Given information -

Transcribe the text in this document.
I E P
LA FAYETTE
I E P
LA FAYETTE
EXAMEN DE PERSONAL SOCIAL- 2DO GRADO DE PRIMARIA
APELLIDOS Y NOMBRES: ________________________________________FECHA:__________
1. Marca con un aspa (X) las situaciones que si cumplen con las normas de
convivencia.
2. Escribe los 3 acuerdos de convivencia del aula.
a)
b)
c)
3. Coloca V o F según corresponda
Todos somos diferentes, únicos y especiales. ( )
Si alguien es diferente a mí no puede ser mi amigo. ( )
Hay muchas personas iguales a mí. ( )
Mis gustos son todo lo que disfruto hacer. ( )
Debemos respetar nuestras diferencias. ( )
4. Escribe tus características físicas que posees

What you should do - Extract each line from the listing that holds the word "Escribe".

Exercise output -
2. Escribe los 3 acuerdos de convivencia del aula.
4. Escribe tus características físicas que posees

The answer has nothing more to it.